- Selected passage
━━━━━━━━━━━━━━━━

Have you tried the members of Seed Savers Exchange?

Lisa at Greenbow said...

It is always fun to have blue in the garden. It doesn't matter that the blooms are small. That you are able to use the plant for other than decoraiton is a big plus. I hope it works for you.

Judy said...

Good Luck in your seed search. The flower is beautiful. I just started spinning some flax I bought about three years ago in Rhinebeck...not the easiest but I shall persevere.

Judy said...

Good Luck in your seed search. The flower is beautiful. I just started spinning some flax I bought about three years ago in Rhinebeck...not the easiest but I shall persevere.

annmarie said...

what an interesting post! I always enjoy reading about what you are seeing, growing and doing. :)

Donna B said...

Baker Creek Heirloom Seeds sells flax as a grain crop...but I imagine that Jere Gettle has connections with many non commercial seed sources as well, and may be able to help you? There are also forums connected with his site. I am pondering growing flax...looking forward to seeing how your retting goes! Let us know! :-)

Susie said...

Marylin, Veralin and Evelin...wonder if they were named for three Dutch maids (Mary, Vera and Eve, of course), and if it's coincidence that all three flax varieties of the Dutch flax end in "lin" as in "linen" ? Whatever, it's a stunning color: the blue of a summer sky.

Leigh said...

It's looking great! What lovely flowers. I hope the retting goes better with this variety. There ought to be an heirloom flax out there somewhere.

fiberjoy said...

Such a sweet flower.

I'll try to do some poking around in this area and see what I can stir up. During the 20's or 30's flax was very successfully grown in the area just west us of. To the point that the Dutch protested and started creating roadblocks that made exporting it next to impossible. (If I correctly remember what I read in a pamphlet I came across while cataloging the pamphlet file some years ago.)

━━━━━━━━━━━━━━━━

- Short problem A
Output the patent figure rows below exactly as they appear, leaving out the pictures.

━━━━━━━━━━━━━━━━

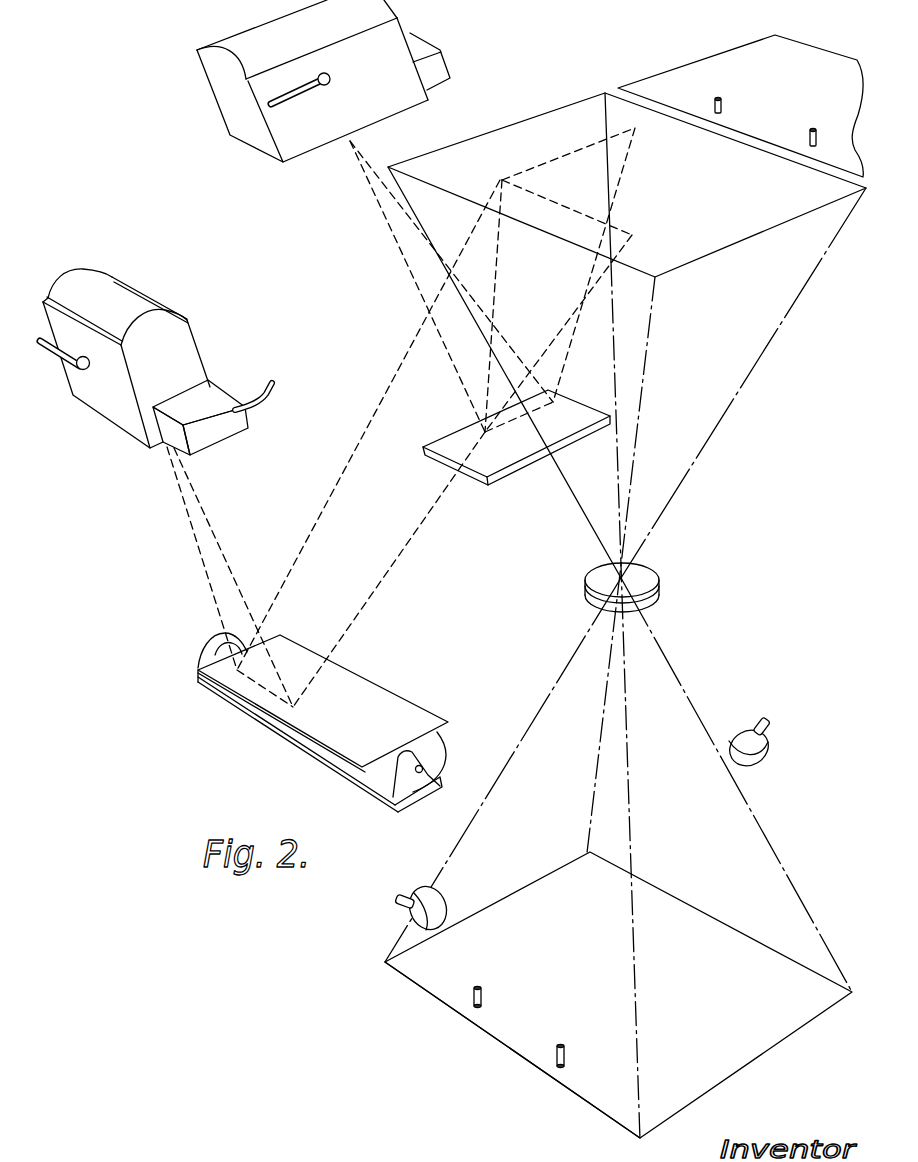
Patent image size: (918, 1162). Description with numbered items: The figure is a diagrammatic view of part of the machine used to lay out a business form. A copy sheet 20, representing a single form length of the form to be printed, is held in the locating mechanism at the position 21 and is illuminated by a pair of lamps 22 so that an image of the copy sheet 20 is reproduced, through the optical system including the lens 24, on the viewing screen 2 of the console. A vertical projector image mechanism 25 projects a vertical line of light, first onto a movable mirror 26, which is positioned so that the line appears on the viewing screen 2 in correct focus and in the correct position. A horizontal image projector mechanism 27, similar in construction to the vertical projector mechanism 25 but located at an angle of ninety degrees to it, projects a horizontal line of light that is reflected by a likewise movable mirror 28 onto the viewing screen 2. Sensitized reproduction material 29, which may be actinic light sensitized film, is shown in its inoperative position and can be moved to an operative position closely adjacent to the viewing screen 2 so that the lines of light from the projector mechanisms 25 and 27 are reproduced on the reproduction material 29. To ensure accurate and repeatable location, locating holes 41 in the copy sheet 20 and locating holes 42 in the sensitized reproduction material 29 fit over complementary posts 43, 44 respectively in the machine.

The viewing screen 2 is at (725, 232).
The copy sheet 20 is at (767, 1040).
The locating mechanism position 21 is at (442, 990).
The lamps 22 is at (432, 895).
The lens 24 is at (647, 583).
The vertical projector image mechanism 25 is at (108, 413).
The movable mirror 26 is at (303, 648).
The horizontal image projector mechanism 27 is at (308, 142).
The mirror 28 is at (555, 438).
The sensitized reproduction material 29 is at (752, 53).
The locating holes 41 is at (477, 1008).
The locating holes 42 is at (721, 112).
The posts 43 is at (483, 993).
The posts 44 is at (812, 131).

━━━━━━━━━━━━━━━━

- Short problem B
Return the full set of flax comments above word for word.

- Final answer A
Patent image size: (918, 1162). Description with numbered items: The figure is a diagrammatic view of part of the machine used to lay out a business form. A copy sheet 20, representing a single form length of the form to be printed, is held in the locating mechanism at the position 21 and is illuminated by a pair of lamps 22 so that an image of the copy sheet 20 is reproduced, through the optical system including the lens 24, on the viewing screen 2 of the console. A vertical projector image mechanism 25 projects a vertical line of light, first onto a movable mirror 26, which is positioned so that the line appears on the viewing screen 2 in correct focus and in the correct position. A horizontal image projector mechanism 27, similar in construction to the vertical projector mechanism 25 but located at an angle of ninety degrees to it, projects a horizontal line of light that is reflected by a likewise movable mirror 28 onto the viewing screen 2. Sensitized reproduction material 29, which may be actinic light sensitized film, is shown in its inoperative position and can be moved to an operative position closely adjacent to the viewing screen 2 so that the lines of light from the projector mechanisms 25 and 27 are reproduced on the reproduction material 29. To ensure accurate and repeatable location, locating holes 41 in the copy sheet 20 and locating holes 42 in the sensitized reproduction material 29 fit over complementary posts 43, 44 respectively in the machine.

The viewing screen 2 is at (725, 232).
The copy sheet 20 is at (767, 1040).
The locating mechanism position 21 is at (442, 990).
The lamps 22 is at (432, 895).
The lens 24 is at (647, 583).
The vertical projector image mechanism 25 is at (108, 413).
The movable mirror 26 is at (303, 648).
The horizontal image projector mechanism 27 is at (308, 142).
The mirror 28 is at (555, 438).
The sensitized reproduction material 29 is at (752, 53).
The locating holes 41 is at (477, 1008).
The locating holes 42 is at (721, 112).
The posts 43 is at (483, 993).
The posts 44 is at (812, 131).

- Final answer B
Have you tried the members of Seed Savers Exchange?

Lisa at Greenbow said...

It is always fun to have blue in the garden. It doesn't matter that the blooms are small. That you are able to use the plant for other than decoraiton is a big plus. I hope it works for you.

Judy said...

Good Luck in your seed search. The flower is beautiful. I just started spinning some flax I bought about three years ago in Rhinebeck...not the easiest but I shall persevere.

Judy said...

Good Luck in your seed search. The flower is beautiful. I just started spinning some flax I bought about three years ago in Rhinebeck...not the easiest but I shall persevere.

annmarie said...

what an interesting post! I always enjoy reading about what you are seeing, growing and doing. :)

Donna B said...

Baker Creek Heirloom Seeds sells flax as a grain crop...but I imagine that Jere Gettle has connections with many non commercial seed sources as well, and may be able to help you? There are also forums connected with his site. I am pondering growing flax...looking forward to seeing how your retting goes! Let us know! :-)

Susie said...

Marylin, Veralin and Evelin...wonder if they were named for three Dutch maids (Mary, Vera and Eve, of course), and if it's coincidence that all three flax varieties of the Dutch flax end in "lin" as in "linen" ? Whatever, it's a stunning color: the blue of a summer sky.

Leigh said...

It's looking great! What lovely flowers. I hope the retting goes better with this variety. There ought to be an heirloom flax out there somewhere.

fiberjoy said...

Such a sweet flower.

I'll try to do some poking around in this area and see what I can stir up. During the 20's or 30's flax was very successfully grown in the area just west us of. To the point that the Dutch protested and started creating roadblocks that made exporting it next to impossible. (If I correctly remember what I read in a pamphlet I came across while cataloging the pamphlet file some years ago.)